[Start Data listing]

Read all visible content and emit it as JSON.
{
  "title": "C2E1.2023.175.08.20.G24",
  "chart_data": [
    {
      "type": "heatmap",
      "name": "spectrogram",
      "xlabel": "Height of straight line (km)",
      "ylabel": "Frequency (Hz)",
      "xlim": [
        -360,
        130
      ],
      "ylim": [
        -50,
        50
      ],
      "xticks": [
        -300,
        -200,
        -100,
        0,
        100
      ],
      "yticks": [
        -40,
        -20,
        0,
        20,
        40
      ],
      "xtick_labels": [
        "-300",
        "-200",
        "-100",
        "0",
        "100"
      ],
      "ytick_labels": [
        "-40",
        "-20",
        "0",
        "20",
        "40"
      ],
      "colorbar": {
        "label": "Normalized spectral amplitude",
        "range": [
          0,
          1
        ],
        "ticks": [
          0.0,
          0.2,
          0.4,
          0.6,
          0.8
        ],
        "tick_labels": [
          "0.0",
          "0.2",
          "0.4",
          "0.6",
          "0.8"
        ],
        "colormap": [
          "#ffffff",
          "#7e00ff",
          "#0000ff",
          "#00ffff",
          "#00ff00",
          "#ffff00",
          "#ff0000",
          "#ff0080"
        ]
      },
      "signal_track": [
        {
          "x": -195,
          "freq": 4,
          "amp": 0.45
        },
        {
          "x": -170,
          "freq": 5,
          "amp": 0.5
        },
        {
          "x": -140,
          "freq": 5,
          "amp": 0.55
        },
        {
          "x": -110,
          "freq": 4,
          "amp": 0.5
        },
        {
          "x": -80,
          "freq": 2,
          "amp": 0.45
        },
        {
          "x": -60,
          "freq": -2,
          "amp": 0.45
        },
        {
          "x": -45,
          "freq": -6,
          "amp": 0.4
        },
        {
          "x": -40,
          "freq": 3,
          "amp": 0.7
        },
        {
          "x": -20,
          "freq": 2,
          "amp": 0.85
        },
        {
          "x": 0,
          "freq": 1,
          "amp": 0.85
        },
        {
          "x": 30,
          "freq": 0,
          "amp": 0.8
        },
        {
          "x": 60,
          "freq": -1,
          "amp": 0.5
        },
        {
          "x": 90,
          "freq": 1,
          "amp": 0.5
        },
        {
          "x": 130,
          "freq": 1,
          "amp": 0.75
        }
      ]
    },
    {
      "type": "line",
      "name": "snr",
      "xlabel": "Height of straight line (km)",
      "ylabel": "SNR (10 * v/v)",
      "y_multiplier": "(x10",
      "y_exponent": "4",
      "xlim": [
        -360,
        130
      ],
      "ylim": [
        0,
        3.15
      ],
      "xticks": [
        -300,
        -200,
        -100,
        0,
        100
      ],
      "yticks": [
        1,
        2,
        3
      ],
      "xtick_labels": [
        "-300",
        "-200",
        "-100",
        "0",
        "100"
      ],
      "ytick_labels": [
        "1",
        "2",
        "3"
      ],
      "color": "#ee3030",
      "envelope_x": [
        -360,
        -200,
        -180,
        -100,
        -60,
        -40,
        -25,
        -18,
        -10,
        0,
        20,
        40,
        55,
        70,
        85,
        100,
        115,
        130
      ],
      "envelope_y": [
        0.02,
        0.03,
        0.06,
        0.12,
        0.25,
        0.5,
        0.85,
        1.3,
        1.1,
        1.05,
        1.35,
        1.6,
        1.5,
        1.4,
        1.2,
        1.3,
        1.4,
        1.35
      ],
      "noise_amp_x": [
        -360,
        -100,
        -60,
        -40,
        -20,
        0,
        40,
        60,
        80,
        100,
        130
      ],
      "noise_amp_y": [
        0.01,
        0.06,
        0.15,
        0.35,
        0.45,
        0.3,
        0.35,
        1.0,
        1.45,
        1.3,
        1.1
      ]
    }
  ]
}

[End Data listing]

**Written exercise:** Print the listing above in its entirety, with every line exact.

**Complete response:**
Read all visible content and emit it as JSON.
{
  "title": "C2E1.2023.175.08.20.G24",
  "chart_data": [
    {
      "type": "heatmap",
      "name": "spectrogram",
      "xlabel": "Height of straight line (km)",
      "ylabel": "Frequency (Hz)",
      "xlim": [
        -360,
        130
      ],
      "ylim": [
        -50,
        50
      ],
      "xticks": [
        -300,
        -200,
        -100,
        0,
        100
      ],
      "yticks": [
        -40,
        -20,
        0,
        20,
        40
      ],
      "xtick_labels": [
        "-300",
        "-200",
        "-100",
        "0",
        "100"
      ],
      "ytick_labels": [
        "-40",
        "-20",
        "0",
        "20",
        "40"
      ],
      "colorbar": {
        "label": "Normalized spectral amplitude",
        "range": [
          0,
          1
        ],
        "ticks": [
          0.0,
          0.2,
          0.4,
          0.6,
          0.8
        ],
        "tick_labels": [
          "0.0",
          "0.2",
          "0.4",
          "0.6",
          "0.8"
        ],
        "colormap": [
          "#ffffff",
          "#7e00ff",
          "#0000ff",
          "#00ffff",
          "#00ff00",
          "#ffff00",
          "#ff0000",
          "#ff0080"
        ]
      },
      "signal_track": [
        {
          "x": -195,
          "freq": 4,
          "amp": 0.45
        },
        {
          "x": -170,
          "freq": 5,
          "amp": 0.5
        },
        {
          "x": -140,
          "freq": 5,
          "amp": 0.55
        },
        {
          "x": -110,
          "freq": 4,
          "amp": 0.5
        },
        {
          "x": -80,
          "freq": 2,
          "amp": 0.45
        },
        {
          "x": -60,
          "freq": -2,
          "amp": 0.45
        },
        {
          "x": -45,
          "freq": -6,
          "amp": 0.4
        },
        {
          "x": -40,
          "freq": 3,
          "amp": 0.7
        },
        {
          "x": -20,
          "freq": 2,
          "amp": 0.85
        },
        {
          "x": 0,
          "freq": 1,
          "amp": 0.85
        },
        {
          "x": 30,
          "freq": 0,
          "amp": 0.8
        },
        {
          "x": 60,
          "freq": -1,
          "amp": 0.5
        },
        {
          "x": 90,
          "freq": 1,
          "amp": 0.5
        },
        {
          "x": 130,
          "freq": 1,
          "amp": 0.75
        }
      ]
    },
    {
      "type": "line",
      "name": "snr",
      "xlabel": "Height of straight line (km)",
      "ylabel": "SNR (10 * v/v)",
      "y_multiplier": "(x10",
      "y_exponent": "4",
      "xlim": [
        -360,
        130
      ],
      "ylim": [
        0,
        3.15
      ],
      "xticks": [
        -300,
        -200,
        -100,
        0,
        100
      ],
      "yticks": [
        1,
        2,
        3
      ],
      "xtick_labels": [
        "-300",
        "-200",
        "-100",
        "0",
        "100"
      ],
      "ytick_labels": [
        "1",
        "2",
        "3"
      ],
      "color": "#ee3030",
      "envelope_x": [
        -360,
        -200,
        -180,
        -100,
        -60,
        -40,
        -25,
        -18,
        -10,
        0,
        20,
        40,
        55,
        70,
        85,
        100,
        115,
        130
      ],
      "envelope_y": [
        0.02,
        0.03,
        0.06,
        0.12,
        0.25,
        0.5,
        0.85,
        1.3,
        1.1,
        1.05,
        1.35,
        1.6,
        1.5,
        1.4,
        1.2,
        1.3,
        1.4,
        1.35
      ],
      "noise_amp_x": [
        -360,
        -100,
        -60,
        -40,
        -20,
        0,
        40,
        60,
        80,
        100,
        130
      ],
      "noise_amp_y": [
        0.01,
        0.06,
        0.15,
        0.35,
        0.45,
        0.3,
        0.35,
        1.0,
        1.45,
        1.3,
        1.1
      ]
    }
  ]
}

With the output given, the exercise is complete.